## TASK BRIEF
Reproduce every entry exactly, without alteration.

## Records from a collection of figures
____________

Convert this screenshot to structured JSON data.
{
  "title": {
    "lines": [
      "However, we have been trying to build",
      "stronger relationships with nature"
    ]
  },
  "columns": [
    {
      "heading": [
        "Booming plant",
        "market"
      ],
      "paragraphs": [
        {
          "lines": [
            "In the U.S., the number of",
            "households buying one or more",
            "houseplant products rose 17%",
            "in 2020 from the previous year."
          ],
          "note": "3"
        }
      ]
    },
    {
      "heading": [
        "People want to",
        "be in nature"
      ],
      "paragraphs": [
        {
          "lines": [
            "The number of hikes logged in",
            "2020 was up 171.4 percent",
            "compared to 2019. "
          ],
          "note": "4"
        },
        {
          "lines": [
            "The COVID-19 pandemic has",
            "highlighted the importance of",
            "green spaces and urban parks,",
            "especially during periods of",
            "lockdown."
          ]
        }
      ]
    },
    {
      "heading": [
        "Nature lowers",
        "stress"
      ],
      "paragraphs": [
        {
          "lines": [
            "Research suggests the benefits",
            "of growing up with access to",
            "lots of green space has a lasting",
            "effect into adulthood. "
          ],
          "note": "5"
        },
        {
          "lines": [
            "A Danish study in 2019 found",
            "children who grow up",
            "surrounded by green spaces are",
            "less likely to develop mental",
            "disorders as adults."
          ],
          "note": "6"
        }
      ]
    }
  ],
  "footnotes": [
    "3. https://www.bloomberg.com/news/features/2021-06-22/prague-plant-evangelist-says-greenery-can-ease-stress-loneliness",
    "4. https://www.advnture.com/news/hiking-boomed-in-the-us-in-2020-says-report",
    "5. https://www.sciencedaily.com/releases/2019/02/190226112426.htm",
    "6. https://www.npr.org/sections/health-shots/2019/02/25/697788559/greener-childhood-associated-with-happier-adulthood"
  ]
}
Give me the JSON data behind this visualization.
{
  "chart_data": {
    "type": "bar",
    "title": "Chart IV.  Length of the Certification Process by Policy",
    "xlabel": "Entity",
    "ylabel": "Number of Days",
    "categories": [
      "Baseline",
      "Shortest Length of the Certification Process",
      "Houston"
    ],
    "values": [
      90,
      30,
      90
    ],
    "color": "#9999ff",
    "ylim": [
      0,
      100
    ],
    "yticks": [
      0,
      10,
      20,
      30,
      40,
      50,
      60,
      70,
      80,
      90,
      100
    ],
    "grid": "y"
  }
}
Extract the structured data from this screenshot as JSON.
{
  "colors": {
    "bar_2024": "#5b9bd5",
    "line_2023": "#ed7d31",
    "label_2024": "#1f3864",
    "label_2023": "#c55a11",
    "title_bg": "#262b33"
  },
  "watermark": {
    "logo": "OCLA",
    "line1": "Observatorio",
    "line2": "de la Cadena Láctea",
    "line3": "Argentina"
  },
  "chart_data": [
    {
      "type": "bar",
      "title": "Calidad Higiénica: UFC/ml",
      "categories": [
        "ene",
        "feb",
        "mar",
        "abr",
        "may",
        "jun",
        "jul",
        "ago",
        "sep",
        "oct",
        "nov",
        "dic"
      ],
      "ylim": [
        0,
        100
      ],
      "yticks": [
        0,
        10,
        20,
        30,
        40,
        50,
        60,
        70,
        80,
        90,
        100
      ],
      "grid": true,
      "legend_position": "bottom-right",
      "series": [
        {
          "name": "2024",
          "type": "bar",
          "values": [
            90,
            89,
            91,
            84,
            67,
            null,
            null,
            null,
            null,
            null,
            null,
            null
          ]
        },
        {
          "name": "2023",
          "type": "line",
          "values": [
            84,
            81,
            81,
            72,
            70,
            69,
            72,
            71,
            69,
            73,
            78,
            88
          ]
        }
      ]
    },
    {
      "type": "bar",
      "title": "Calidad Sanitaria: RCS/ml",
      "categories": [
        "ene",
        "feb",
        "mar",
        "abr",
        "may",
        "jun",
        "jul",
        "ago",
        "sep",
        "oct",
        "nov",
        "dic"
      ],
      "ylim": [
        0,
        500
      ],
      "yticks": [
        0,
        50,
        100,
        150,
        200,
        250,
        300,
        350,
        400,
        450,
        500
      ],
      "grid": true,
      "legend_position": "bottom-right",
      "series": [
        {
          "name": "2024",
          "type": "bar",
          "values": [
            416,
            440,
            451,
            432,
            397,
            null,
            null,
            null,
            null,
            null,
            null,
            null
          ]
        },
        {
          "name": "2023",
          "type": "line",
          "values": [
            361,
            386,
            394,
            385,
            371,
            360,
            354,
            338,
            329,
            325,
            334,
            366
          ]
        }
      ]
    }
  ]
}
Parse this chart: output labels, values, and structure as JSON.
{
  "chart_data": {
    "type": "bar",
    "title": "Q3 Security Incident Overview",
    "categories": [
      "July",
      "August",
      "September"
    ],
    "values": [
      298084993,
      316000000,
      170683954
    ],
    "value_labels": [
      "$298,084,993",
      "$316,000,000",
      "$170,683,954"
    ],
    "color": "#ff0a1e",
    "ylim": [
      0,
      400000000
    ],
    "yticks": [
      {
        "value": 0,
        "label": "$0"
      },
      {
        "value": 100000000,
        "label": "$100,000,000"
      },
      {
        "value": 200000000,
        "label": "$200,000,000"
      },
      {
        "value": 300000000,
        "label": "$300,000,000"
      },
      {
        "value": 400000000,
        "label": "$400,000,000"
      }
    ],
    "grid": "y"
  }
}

____________

## SOLUTION TO THIS EXERCISE
Convert this screenshot to structured JSON data.
{
  "title": {
    "lines": [
      "However, we have been trying to build",
      "stronger relationships with nature"
    ]
  },
  "columns": [
    {
      "heading": [
        "Booming plant",
        "market"
      ],
      "paragraphs": [
        {
          "lines": [
            "In the U.S., the number of",
            "households buying one or more",
            "houseplant products rose 17%",
            "in 2020 from the previous year."
          ],
          "note": "3"
        }
      ]
    },
    {
      "heading": [
        "People want to",
        "be in nature"
      ],
      "paragraphs": [
        {
          "lines": [
            "The number of hikes logged in",
            "2020 was up 171.4 percent",
            "compared to 2019. "
          ],
          "note": "4"
        },
        {
          "lines": [
            "The COVID-19 pandemic has",
            "highlighted the importance of",
            "green spaces and urban parks,",
            "especially during periods of",
            "lockdown."
          ]
        }
      ]
    },
    {
      "heading": [
        "Nature lowers",
        "stress"
      ],
      "paragraphs": [
        {
          "lines": [
            "Research suggests the benefits",
            "of growing up with access to",
            "lots of green space has a lasting",
            "effect into adulthood. "
          ],
          "note": "5"
        },
        {
          "lines": [
            "A Danish study in 2019 found",
            "children who grow up",
            "surrounded by green spaces are",
            "less likely to develop mental",
            "disorders as adults."
          ],
          "note": "6"
        }
      ]
    }
  ],
  "footnotes": [
    "3. https://www.bloomberg.com/news/features/2021-06-22/prague-plant-evangelist-says-greenery-can-ease-stress-loneliness",
    "4. https://www.advnture.com/news/hiking-boomed-in-the-us-in-2020-says-report",
    "5. https://www.sciencedaily.com/releases/2019/02/190226112426.htm",
    "6. https://www.npr.org/sections/health-shots/2019/02/25/697788559/greener-childhood-associated-with-happier-adulthood"
  ]
}
Give me the JSON data behind this visualization.
{
  "chart_data": {
    "type": "bar",
    "title": "Chart IV.  Length of the Certification Process by Policy",
    "xlabel": "Entity",
    "ylabel": "Number of Days",
    "categories": [
      "Baseline",
      "Shortest Length of the Certification Process",
      "Houston"
    ],
    "values": [
      90,
      30,
      90
    ],
    "color": "#9999ff",
    "ylim": [
      0,
      100
    ],
    "yticks": [
      0,
      10,
      20,
      30,
      40,
      50,
      60,
      70,
      80,
      90,
      100
    ],
    "grid": "y"
  }
}
Extract the structured data from this screenshot as JSON.
{
  "colors": {
    "bar_2024": "#5b9bd5",
    "line_2023": "#ed7d31",
    "label_2024": "#1f3864",
    "label_2023": "#c55a11",
    "title_bg": "#262b33"
  },
  "watermark": {
    "logo": "OCLA",
    "line1": "Observatorio",
    "line2": "de la Cadena Láctea",
    "line3": "Argentina"
  },
  "chart_data": [
    {
      "type": "bar",
      "title": "Calidad Higiénica: UFC/ml",
      "categories": [
        "ene",
        "feb",
        "mar",
        "abr",
        "may",
        "jun",
        "jul",
        "ago",
        "sep",
        "oct",
        "nov",
        "dic"
      ],
      "ylim": [
        0,
        100
      ],
      "yticks": [
        0,
        10,
        20,
        30,
        40,
        50,
        60,
        70,
        80,
        90,
        100
      ],
      "grid": true,
      "legend_position": "bottom-right",
      "series": [
        {
          "name": "2024",
          "type": "bar",
          "values": [
            90,
            89,
            91,
            84,
            67,
            null,
            null,
            null,
            null,
            null,
            null,
            null
          ]
        },
        {
          "name": "2023",
          "type": "line",
          "values": [
            84,
            81,
            81,
            72,
            70,
            69,
            72,
            71,
            69,
            73,
            78,
            88
          ]
        }
      ]
    },
    {
      "type": "bar",
      "title": "Calidad Sanitaria: RCS/ml",
      "categories": [
        "ene",
        "feb",
        "mar",
        "abr",
        "may",
        "jun",
        "jul",
        "ago",
        "sep",
        "oct",
        "nov",
        "dic"
      ],
      "ylim": [
        0,
        500
      ],
      "yticks": [
        0,
        50,
        100,
        150,
        200,
        250,
        300,
        350,
        400,
        450,
        500
      ],
      "grid": true,
      "legend_position": "bottom-right",
      "series": [
        {
          "name": "2024",
          "type": "bar",
          "values": [
            416,
            440,
            451,
            432,
            397,
            null,
            null,
            null,
            null,
            null,
            null,
            null
          ]
        },
        {
          "name": "2023",
          "type": "line",
          "values": [
            361,
            386,
            394,
            385,
            371,
            360,
            354,
            338,
            329,
            325,
            334,
            366
          ]
        }
      ]
    }
  ]
}
Parse this chart: output labels, values, and structure as JSON.
{
  "chart_data": {
    "type": "bar",
    "title": "Q3 Security Incident Overview",
    "categories": [
      "July",
      "August",
      "September"
    ],
    "values": [
      298084993,
      316000000,
      170683954
    ],
    "value_labels": [
      "$298,084,993",
      "$316,000,000",
      "$170,683,954"
    ],
    "color": "#ff0a1e",
    "ylim": [
      0,
      400000000
    ],
    "yticks": [
      {
        "value": 0,
        "label": "$0"
      },
      {
        "value": 100000000,
        "label": "$100,000,000"
      },
      {
        "value": 200000000,
        "label": "$200,000,000"
      },
      {
        "value": 300000000,
        "label": "$300,000,000"
      },
      {
        "value": 400000000,
        "label": "$400,000,000"
      }
    ],
    "grid": "y"
  }
}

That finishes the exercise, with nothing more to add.